__Stored data entries__
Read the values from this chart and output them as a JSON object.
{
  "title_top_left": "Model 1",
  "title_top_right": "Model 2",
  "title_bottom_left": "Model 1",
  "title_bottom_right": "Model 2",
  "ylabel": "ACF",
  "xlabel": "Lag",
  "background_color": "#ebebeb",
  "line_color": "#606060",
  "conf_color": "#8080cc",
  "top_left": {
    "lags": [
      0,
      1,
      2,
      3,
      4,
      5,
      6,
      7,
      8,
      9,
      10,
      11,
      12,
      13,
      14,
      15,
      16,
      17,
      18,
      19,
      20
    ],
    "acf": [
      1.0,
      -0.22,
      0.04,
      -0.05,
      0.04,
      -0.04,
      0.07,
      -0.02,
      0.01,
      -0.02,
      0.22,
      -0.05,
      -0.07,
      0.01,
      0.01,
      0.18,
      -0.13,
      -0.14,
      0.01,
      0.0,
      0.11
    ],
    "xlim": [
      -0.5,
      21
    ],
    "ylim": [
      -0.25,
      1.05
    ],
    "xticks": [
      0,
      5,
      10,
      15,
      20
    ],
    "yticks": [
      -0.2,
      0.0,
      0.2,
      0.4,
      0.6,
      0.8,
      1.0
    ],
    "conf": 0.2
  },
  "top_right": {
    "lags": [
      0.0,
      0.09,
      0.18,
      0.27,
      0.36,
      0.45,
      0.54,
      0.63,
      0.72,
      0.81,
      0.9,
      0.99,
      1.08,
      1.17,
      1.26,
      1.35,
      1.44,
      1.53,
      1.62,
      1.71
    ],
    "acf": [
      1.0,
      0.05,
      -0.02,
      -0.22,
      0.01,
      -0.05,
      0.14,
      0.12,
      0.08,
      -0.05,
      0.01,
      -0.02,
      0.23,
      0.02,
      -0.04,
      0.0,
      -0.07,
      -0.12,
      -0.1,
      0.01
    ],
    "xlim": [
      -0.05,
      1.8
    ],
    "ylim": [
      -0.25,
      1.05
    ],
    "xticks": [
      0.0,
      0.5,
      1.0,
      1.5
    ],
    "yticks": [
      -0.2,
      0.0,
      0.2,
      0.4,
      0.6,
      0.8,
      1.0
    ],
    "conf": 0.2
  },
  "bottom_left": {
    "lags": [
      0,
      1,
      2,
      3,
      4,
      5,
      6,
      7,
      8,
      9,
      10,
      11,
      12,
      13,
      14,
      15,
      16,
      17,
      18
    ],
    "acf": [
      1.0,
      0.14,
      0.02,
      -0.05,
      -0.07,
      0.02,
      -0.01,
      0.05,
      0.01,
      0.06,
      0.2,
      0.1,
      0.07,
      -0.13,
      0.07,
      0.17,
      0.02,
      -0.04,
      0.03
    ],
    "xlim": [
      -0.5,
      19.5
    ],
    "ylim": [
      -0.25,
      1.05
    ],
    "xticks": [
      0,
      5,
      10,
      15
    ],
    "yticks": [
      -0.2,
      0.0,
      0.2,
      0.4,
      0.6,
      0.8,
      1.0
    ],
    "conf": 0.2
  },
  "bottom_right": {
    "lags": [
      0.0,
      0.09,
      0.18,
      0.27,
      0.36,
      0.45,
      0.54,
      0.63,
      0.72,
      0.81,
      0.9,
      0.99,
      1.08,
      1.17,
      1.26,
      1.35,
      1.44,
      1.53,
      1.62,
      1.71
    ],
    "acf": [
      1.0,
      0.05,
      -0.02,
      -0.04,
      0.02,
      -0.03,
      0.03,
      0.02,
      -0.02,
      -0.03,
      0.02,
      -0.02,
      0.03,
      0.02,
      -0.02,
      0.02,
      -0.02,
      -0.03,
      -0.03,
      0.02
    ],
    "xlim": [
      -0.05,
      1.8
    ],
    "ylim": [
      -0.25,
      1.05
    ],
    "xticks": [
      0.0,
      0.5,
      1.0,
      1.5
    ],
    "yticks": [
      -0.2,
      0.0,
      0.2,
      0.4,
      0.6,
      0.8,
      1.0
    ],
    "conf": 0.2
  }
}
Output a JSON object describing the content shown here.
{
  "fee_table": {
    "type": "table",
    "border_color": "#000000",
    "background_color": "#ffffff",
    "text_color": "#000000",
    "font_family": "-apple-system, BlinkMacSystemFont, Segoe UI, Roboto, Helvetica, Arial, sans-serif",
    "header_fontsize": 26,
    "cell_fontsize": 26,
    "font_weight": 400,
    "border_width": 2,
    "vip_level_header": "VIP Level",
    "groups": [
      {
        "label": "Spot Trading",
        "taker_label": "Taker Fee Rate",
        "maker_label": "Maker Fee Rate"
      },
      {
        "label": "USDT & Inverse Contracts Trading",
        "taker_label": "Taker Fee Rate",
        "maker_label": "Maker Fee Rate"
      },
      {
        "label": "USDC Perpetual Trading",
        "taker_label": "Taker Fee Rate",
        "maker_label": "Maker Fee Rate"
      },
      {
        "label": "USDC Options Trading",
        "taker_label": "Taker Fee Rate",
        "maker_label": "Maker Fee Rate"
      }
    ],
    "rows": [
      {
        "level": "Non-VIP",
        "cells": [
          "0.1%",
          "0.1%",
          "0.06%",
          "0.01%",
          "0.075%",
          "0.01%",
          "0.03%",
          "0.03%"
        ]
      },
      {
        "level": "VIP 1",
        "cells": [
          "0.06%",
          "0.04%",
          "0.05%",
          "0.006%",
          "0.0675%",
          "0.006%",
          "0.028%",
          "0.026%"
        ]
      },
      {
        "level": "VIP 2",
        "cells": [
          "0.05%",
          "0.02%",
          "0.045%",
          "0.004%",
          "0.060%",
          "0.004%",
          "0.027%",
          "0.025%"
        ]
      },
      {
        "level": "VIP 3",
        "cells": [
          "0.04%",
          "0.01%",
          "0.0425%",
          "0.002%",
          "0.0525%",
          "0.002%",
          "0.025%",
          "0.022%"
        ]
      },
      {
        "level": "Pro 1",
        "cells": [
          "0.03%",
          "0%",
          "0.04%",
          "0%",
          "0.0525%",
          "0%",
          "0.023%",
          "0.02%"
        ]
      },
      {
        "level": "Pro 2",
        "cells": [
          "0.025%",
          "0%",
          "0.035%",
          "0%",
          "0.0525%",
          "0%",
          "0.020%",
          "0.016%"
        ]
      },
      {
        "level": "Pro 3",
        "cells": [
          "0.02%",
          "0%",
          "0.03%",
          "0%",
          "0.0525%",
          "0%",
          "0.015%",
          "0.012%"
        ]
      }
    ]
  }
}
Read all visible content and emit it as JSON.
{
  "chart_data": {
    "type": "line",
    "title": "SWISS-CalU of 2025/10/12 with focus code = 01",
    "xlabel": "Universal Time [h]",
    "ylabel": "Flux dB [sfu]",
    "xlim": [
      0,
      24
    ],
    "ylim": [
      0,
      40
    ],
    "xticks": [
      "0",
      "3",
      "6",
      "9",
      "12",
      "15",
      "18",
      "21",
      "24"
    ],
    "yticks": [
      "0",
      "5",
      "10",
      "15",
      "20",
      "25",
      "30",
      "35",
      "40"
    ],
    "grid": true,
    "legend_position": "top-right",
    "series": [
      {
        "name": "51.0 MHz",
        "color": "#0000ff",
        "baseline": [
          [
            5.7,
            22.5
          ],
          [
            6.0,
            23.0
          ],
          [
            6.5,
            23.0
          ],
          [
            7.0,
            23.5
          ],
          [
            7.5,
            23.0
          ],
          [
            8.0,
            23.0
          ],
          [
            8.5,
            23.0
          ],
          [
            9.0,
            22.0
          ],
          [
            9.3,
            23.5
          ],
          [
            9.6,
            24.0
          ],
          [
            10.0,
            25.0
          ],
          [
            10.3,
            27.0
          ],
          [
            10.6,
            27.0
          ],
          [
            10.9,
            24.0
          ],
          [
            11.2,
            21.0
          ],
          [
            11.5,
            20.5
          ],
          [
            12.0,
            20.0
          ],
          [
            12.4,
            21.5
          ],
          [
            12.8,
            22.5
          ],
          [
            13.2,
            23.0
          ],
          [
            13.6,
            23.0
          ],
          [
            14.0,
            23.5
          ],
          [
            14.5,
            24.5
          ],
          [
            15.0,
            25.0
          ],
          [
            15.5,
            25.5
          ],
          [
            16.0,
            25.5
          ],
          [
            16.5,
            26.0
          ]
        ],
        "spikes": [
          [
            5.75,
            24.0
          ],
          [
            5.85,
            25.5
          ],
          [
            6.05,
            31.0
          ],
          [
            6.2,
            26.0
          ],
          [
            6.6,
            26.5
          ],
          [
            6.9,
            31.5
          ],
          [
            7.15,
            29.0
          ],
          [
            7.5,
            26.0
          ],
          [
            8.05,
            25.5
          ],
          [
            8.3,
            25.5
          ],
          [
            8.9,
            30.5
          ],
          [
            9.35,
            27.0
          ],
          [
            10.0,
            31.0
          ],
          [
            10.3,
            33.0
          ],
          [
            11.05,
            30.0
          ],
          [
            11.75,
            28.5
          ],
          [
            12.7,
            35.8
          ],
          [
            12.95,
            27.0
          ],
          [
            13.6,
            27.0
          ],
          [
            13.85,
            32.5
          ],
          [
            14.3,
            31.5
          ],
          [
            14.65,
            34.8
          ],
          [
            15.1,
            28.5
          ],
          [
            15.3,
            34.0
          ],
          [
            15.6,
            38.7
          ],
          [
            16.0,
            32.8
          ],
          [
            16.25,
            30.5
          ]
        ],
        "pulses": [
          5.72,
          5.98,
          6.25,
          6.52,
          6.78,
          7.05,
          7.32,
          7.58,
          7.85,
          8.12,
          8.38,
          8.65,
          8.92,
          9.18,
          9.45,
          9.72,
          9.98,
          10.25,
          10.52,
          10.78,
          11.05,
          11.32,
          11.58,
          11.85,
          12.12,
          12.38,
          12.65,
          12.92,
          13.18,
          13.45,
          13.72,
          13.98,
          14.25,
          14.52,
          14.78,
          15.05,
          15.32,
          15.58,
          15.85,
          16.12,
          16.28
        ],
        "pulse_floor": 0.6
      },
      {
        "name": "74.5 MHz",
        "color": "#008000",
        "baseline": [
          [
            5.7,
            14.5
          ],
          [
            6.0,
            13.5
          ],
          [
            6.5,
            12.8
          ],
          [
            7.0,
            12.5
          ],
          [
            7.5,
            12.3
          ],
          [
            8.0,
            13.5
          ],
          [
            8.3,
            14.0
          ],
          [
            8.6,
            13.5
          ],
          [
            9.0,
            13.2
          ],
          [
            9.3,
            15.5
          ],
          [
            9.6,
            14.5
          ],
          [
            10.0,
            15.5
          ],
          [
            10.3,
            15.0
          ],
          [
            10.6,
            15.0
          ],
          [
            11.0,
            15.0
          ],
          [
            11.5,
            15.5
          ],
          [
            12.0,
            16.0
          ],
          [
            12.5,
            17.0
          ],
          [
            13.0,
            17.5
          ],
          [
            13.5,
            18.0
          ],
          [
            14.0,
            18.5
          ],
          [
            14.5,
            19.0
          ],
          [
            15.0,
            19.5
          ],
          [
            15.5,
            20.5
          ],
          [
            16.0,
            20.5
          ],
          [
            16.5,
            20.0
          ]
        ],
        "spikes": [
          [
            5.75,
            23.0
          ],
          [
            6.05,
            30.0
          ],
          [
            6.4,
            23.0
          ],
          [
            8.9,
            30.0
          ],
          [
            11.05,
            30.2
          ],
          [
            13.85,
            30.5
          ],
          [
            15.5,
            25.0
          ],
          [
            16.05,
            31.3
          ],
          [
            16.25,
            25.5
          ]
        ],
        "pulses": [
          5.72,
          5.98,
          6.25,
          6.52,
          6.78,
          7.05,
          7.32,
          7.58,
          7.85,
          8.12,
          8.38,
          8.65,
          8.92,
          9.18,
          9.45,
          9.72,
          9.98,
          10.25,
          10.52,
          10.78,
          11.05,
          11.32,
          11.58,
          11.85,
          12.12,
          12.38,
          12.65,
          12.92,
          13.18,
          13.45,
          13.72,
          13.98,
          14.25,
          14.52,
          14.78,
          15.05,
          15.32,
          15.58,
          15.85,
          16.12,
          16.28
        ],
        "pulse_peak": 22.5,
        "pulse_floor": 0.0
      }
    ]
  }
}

__What is expected__
Show, from the listing above, each line that contains the word "JSON".

__Response to the task__
Read the values from this chart and output them as a JSON object.
Output a JSON object describing the content shown here.
Read all visible content and emit it as JSON.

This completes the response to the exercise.